» **Task requirements**:
Bring together all lines of the material below that contain the string "true".

[Start]

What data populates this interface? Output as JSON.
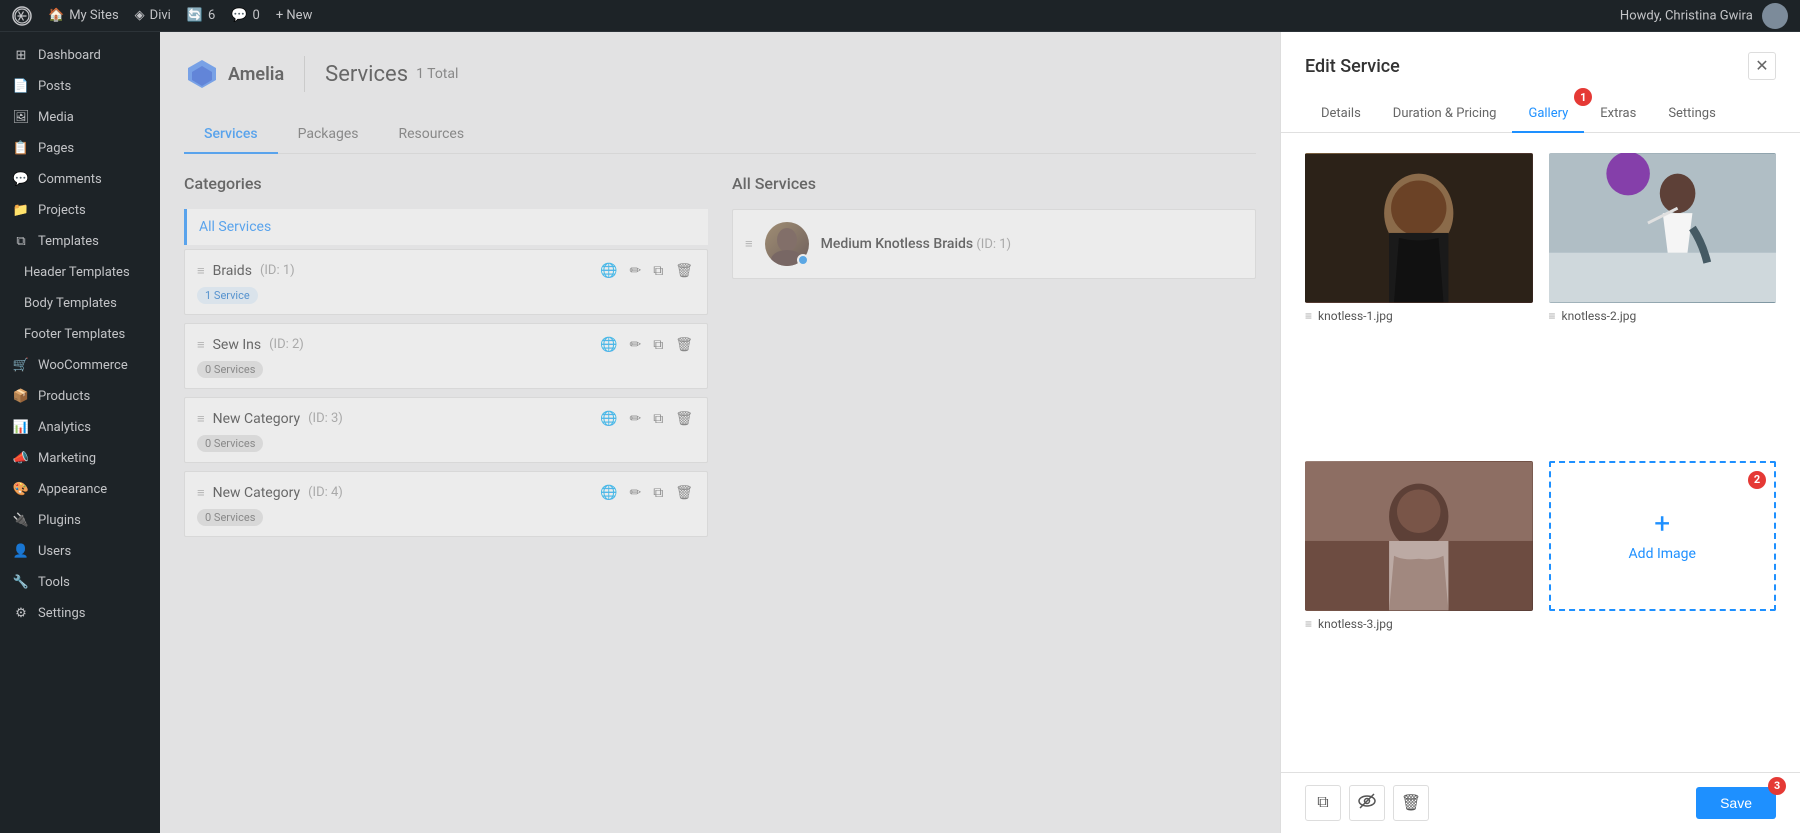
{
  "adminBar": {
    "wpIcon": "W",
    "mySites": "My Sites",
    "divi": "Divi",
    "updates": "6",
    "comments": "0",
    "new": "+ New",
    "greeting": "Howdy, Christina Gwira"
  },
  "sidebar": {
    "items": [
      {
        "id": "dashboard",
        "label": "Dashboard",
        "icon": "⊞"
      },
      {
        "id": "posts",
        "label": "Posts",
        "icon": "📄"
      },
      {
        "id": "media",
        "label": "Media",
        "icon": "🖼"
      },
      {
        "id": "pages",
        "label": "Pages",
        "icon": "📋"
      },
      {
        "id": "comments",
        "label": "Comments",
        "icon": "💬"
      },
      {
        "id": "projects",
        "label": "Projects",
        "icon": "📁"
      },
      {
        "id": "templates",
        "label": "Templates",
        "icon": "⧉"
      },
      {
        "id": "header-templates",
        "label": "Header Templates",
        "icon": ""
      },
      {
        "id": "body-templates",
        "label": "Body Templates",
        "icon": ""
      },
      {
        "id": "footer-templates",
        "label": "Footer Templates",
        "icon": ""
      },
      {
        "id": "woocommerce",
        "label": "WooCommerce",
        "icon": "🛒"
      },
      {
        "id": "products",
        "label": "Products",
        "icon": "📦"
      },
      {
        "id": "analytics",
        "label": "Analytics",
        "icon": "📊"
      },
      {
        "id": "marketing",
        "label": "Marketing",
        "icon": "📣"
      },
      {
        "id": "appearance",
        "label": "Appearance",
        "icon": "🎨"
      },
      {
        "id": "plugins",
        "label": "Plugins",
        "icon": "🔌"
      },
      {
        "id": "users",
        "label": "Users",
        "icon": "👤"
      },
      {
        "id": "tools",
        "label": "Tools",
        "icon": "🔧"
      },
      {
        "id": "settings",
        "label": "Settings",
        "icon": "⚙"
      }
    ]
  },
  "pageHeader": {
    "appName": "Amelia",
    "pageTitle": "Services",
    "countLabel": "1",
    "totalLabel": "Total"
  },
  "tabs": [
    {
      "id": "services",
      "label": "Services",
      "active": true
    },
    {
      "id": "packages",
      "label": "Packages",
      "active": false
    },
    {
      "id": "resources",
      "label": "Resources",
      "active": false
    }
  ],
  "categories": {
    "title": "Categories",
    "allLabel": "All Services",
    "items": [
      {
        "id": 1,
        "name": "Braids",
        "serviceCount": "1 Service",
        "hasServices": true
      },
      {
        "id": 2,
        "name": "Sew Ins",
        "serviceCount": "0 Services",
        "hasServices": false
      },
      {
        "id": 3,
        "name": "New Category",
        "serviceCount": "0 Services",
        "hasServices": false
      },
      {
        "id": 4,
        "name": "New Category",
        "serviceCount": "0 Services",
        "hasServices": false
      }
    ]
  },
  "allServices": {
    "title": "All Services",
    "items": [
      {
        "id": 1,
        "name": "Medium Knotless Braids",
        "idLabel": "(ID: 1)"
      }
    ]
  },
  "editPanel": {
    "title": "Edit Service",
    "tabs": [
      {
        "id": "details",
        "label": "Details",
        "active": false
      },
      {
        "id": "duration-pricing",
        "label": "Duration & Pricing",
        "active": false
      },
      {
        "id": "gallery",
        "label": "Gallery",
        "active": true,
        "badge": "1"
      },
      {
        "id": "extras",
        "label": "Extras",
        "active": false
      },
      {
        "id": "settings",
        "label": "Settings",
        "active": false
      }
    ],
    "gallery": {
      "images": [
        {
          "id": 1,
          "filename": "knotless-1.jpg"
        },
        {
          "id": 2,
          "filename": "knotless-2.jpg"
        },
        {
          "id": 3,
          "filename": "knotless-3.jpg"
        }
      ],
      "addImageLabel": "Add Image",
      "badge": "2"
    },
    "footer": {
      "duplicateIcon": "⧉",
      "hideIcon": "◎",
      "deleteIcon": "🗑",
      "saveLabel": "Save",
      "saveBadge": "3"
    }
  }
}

[End]
[Start]

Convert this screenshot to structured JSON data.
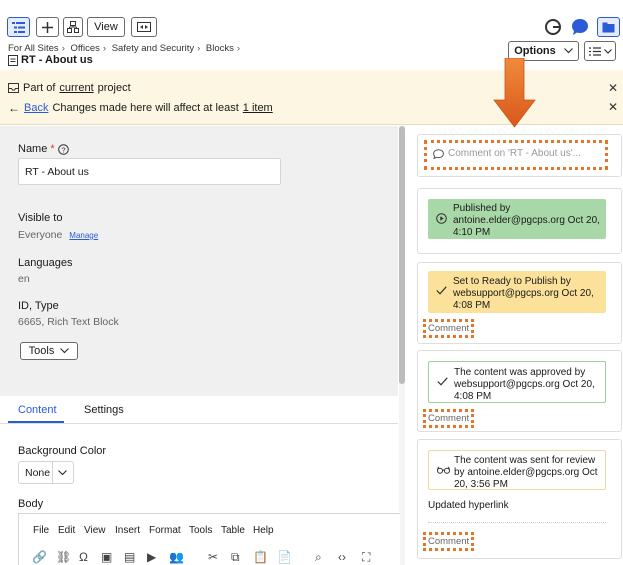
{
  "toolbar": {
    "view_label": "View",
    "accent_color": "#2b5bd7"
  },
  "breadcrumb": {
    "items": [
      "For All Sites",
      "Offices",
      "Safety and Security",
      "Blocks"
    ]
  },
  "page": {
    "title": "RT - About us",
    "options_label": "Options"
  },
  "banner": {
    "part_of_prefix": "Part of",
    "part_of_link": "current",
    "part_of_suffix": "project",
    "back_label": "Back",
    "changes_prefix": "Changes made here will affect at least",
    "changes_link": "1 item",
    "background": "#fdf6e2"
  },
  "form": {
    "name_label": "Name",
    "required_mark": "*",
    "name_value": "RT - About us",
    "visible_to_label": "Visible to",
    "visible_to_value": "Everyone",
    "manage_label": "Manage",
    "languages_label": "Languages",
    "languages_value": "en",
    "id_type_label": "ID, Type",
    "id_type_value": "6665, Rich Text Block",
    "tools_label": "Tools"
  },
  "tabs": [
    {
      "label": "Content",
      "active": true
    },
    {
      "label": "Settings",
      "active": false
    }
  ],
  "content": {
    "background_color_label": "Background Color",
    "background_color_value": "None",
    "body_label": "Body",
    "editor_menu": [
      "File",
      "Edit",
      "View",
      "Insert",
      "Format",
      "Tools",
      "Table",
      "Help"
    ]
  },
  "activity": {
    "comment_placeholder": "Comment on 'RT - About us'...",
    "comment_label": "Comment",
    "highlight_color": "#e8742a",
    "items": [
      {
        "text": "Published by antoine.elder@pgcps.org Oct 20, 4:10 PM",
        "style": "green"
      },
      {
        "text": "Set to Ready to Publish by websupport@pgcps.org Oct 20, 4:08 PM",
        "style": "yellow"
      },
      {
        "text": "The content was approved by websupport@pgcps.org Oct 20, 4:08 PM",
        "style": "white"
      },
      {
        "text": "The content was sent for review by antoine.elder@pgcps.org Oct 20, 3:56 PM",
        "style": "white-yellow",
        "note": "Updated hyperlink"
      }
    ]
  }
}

[End]

» **Response**:
      "active": true
        "hasServices": true
        "active": true,
      "active": true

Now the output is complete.